--- START OF GIVEN INFORMATION ---

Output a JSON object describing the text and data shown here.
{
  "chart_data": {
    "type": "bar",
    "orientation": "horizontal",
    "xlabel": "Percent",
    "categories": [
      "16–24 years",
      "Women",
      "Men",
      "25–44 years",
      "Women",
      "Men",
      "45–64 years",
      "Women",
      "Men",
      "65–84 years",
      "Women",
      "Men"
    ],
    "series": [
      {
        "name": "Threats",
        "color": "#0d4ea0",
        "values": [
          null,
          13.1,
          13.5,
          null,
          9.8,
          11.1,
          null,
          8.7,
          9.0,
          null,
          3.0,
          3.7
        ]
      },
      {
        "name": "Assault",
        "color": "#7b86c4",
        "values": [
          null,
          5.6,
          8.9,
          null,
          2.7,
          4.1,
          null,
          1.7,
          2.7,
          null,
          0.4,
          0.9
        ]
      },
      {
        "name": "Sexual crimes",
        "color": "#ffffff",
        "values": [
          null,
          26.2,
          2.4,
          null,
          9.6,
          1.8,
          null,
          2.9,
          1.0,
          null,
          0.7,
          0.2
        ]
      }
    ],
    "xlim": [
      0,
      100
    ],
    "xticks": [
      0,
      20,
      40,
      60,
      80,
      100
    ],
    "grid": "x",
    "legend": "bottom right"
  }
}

--- END OF GIVEN INFORMATION ---

Transcribe all entries exactly as they are given.

Output a JSON object describing the text and data shown here.
{
  "chart_data": {
    "type": "bar",
    "orientation": "horizontal",
    "xlabel": "Percent",
    "categories": [
      "16–24 years",
      "Women",
      "Men",
      "25–44 years",
      "Women",
      "Men",
      "45–64 years",
      "Women",
      "Men",
      "65–84 years",
      "Women",
      "Men"
    ],
    "series": [
      {
        "name": "Threats",
        "color": "#0d4ea0",
        "values": [
          null,
          13.1,
          13.5,
          null,
          9.8,
          11.1,
          null,
          8.7,
          9.0,
          null,
          3.0,
          3.7
        ]
      },
      {
        "name": "Assault",
        "color": "#7b86c4",
        "values": [
          null,
          5.6,
          8.9,
          null,
          2.7,
          4.1,
          null,
          1.7,
          2.7,
          null,
          0.4,
          0.9
        ]
      },
      {
        "name": "Sexual crimes",
        "color": "#ffffff",
        "values": [
          null,
          26.2,
          2.4,
          null,
          9.6,
          1.8,
          null,
          2.9,
          1.0,
          null,
          0.7,
          0.2
        ]
      }
    ],
    "xlim": [
      0,
      100
    ],
    "xticks": [
      0,
      20,
      40,
      60,
      80,
      100
    ],
    "grid": "x",
    "legend": "bottom right"
  }
}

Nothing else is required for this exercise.